Stored items
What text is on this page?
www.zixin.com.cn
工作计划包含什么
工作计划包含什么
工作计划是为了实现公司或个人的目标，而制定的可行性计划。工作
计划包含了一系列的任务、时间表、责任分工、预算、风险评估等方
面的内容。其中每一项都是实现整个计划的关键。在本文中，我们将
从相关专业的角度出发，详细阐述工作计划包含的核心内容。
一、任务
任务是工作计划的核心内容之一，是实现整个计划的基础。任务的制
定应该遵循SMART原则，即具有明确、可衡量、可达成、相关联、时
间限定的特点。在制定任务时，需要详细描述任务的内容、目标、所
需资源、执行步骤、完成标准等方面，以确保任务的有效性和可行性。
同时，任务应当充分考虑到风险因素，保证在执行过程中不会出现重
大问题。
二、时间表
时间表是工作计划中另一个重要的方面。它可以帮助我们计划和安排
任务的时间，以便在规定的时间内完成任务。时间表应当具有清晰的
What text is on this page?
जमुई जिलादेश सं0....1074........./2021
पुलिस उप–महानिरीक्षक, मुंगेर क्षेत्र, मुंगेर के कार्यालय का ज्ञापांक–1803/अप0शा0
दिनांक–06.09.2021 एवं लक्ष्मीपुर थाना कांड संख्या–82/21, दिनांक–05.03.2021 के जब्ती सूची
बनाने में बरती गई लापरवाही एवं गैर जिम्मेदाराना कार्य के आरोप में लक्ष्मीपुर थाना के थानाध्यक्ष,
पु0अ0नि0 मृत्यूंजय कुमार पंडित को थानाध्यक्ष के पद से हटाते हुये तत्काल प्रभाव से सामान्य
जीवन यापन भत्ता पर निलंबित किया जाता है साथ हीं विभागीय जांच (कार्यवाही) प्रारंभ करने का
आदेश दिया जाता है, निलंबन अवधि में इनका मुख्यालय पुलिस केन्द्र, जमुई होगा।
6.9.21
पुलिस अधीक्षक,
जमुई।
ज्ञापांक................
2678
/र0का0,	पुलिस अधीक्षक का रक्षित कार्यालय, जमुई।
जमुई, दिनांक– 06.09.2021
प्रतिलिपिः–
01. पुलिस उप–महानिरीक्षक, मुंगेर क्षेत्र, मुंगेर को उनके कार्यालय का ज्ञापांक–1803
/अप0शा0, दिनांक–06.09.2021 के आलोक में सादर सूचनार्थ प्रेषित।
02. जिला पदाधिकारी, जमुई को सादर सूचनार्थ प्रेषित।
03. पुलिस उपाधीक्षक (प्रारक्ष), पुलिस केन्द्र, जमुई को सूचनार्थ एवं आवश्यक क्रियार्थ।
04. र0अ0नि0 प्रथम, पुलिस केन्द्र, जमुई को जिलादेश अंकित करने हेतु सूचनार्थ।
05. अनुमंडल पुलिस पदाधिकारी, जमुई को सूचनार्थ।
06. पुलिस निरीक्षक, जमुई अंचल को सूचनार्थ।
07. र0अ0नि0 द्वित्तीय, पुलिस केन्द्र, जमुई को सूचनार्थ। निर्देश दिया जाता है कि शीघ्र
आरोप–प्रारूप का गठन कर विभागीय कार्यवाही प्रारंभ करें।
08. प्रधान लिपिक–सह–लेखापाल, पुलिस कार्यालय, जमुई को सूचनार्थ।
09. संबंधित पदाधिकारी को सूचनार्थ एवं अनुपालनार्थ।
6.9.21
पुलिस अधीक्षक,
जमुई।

» **Exercise**:
Copy each entry exactly, with nothing added or dropped.

» **Response to the exercise**:
What text is on this page?
www.zixin.com.cn
工作计划包含什么
工作计划包含什么
工作计划是为了实现公司或个人的目标，而制定的可行性计划。工作
计划包含了一系列的任务、时间表、责任分工、预算、风险评估等方
面的内容。其中每一项都是实现整个计划的关键。在本文中，我们将
从相关专业的角度出发，详细阐述工作计划包含的核心内容。
一、任务
任务是工作计划的核心内容之一，是实现整个计划的基础。任务的制
定应该遵循SMART原则，即具有明确、可衡量、可达成、相关联、时
间限定的特点。在制定任务时，需要详细描述任务的内容、目标、所
需资源、执行步骤、完成标准等方面，以确保任务的有效性和可行性。
同时，任务应当充分考虑到风险因素，保证在执行过程中不会出现重
大问题。
二、时间表
时间表是工作计划中另一个重要的方面。它可以帮助我们计划和安排
任务的时间，以便在规定的时间内完成任务。时间表应当具有清晰的
What text is on this page?
जमुई जिलादेश सं0....1074........./2021
पुलिस उप–महानिरीक्षक, मुंगेर क्षेत्र, मुंगेर के कार्यालय का ज्ञापांक–1803/अप0शा0
दिनांक–06.09.2021 एवं लक्ष्मीपुर थाना कांड संख्या–82/21, दिनांक–05.03.2021 के जब्ती सूची
बनाने में बरती गई लापरवाही एवं गैर जिम्मेदाराना कार्य के आरोप में लक्ष्मीपुर थाना के थानाध्यक्ष,
पु0अ0नि0 मृत्यूंजय कुमार पंडित को थानाध्यक्ष के पद से हटाते हुये तत्काल प्रभाव से सामान्य
जीवन यापन भत्ता पर निलंबित किया जाता है साथ हीं विभागीय जांच (कार्यवाही) प्रारंभ करने का
आदेश दिया जाता है, निलंबन अवधि में इनका मुख्यालय पुलिस केन्द्र, जमुई होगा।
6.9.21
पुलिस अधीक्षक,
जमुई।
ज्ञापांक................
2678
/र0का0,	पुलिस अधीक्षक का रक्षित कार्यालय, जमुई।
जमुई, दिनांक– 06.09.2021
प्रतिलिपिः–
01. पुलिस उप–महानिरीक्षक, मुंगेर क्षेत्र, मुंगेर को उनके कार्यालय का ज्ञापांक–1803
/अप0शा0, दिनांक–06.09.2021 के आलोक में सादर सूचनार्थ प्रेषित।
02. जिला पदाधिकारी, जमुई को सादर सूचनार्थ प्रेषित।
03. पुलिस उपाधीक्षक (प्रारक्ष), पुलिस केन्द्र, जमुई को सूचनार्थ एवं आवश्यक क्रियार्थ।
04. र0अ0नि0 प्रथम, पुलिस केन्द्र, जमुई को जिलादेश अंकित करने हेतु सूचनार्थ।
05. अनुमंडल पुलिस पदाधिकारी, जमुई को सूचनार्थ।
06. पुलिस निरीक्षक, जमुई अंचल को सूचनार्थ।
07. र0अ0नि0 द्वित्तीय, पुलिस केन्द्र, जमुई को सूचनार्थ। निर्देश दिया जाता है कि शीघ्र
आरोप–प्रारूप का गठन कर विभागीय कार्यवाही प्रारंभ करें।
08. प्रधान लिपिक–सह–लेखापाल, पुलिस कार्यालय, जमुई को सूचनार्थ।
09. संबंधित पदाधिकारी को सूचनार्थ एवं अनुपालनार्थ।
6.9.21
पुलिस अधीक्षक,
जमुई।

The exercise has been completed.